## Given instruction
Find the lines with "advantages" in them and copy them out.

## Records for the task
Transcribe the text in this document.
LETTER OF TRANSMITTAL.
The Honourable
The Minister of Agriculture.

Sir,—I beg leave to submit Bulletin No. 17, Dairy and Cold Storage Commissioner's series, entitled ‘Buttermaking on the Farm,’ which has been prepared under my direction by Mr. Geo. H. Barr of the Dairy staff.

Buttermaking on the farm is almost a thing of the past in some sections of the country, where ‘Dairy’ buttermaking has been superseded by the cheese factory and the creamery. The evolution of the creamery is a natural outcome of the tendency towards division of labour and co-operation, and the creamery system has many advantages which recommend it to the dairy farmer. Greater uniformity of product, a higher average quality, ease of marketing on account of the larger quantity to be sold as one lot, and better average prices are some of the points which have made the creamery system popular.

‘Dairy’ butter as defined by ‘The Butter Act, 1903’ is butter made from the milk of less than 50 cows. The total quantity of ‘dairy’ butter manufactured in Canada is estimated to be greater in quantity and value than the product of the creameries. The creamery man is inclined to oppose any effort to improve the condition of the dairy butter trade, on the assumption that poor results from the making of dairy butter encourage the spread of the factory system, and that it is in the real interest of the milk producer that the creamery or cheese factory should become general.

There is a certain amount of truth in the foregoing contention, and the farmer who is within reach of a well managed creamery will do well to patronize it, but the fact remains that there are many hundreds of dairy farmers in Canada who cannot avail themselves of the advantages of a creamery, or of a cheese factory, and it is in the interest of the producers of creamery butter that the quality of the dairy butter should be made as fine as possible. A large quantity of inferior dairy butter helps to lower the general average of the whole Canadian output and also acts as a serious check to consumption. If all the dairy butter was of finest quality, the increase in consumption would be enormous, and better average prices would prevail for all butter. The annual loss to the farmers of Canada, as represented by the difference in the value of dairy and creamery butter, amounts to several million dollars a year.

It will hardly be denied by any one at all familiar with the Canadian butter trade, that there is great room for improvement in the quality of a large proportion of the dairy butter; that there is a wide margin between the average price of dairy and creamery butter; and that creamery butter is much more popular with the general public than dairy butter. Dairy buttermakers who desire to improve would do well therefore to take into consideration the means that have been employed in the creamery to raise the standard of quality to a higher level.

## Full solution
Buttermaking on the farm is almost a thing of the past in some sections of the country, where ‘Dairy’ buttermaking has been superseded by the cheese factory and the creamery. The evolution of the creamery is a natural outcome of the tendency towards division of labour and co-operation, and the creamery system has many advantages which recommend it to the dairy farmer. Greater uniformity of product, a higher average quality, ease of marketing on account of the larger quantity to be sold as one lot, and better average prices are some of the points which have made the creamery system popular.
There is a certain amount of truth in the foregoing contention, and the farmer who is within reach of a well managed creamery will do well to patronize it, but the fact remains that there are many hundreds of dairy farmers in Canada who cannot avail themselves of the advantages of a creamery, or of a cheese factory, and it is in the interest of the producers of creamery butter that the quality of the dairy butter should be made as fine as possible. A large quantity of inferior dairy butter helps to lower the general average of the whole Canadian output and also acts as a serious check to consumption. If all the dairy butter was of finest quality, the increase in consumption would be enormous, and better average prices would prevail for all butter. The annual loss to the farmers of Canada, as represented by the difference in the value of dairy and creamery butter, amounts to several million dollars a year.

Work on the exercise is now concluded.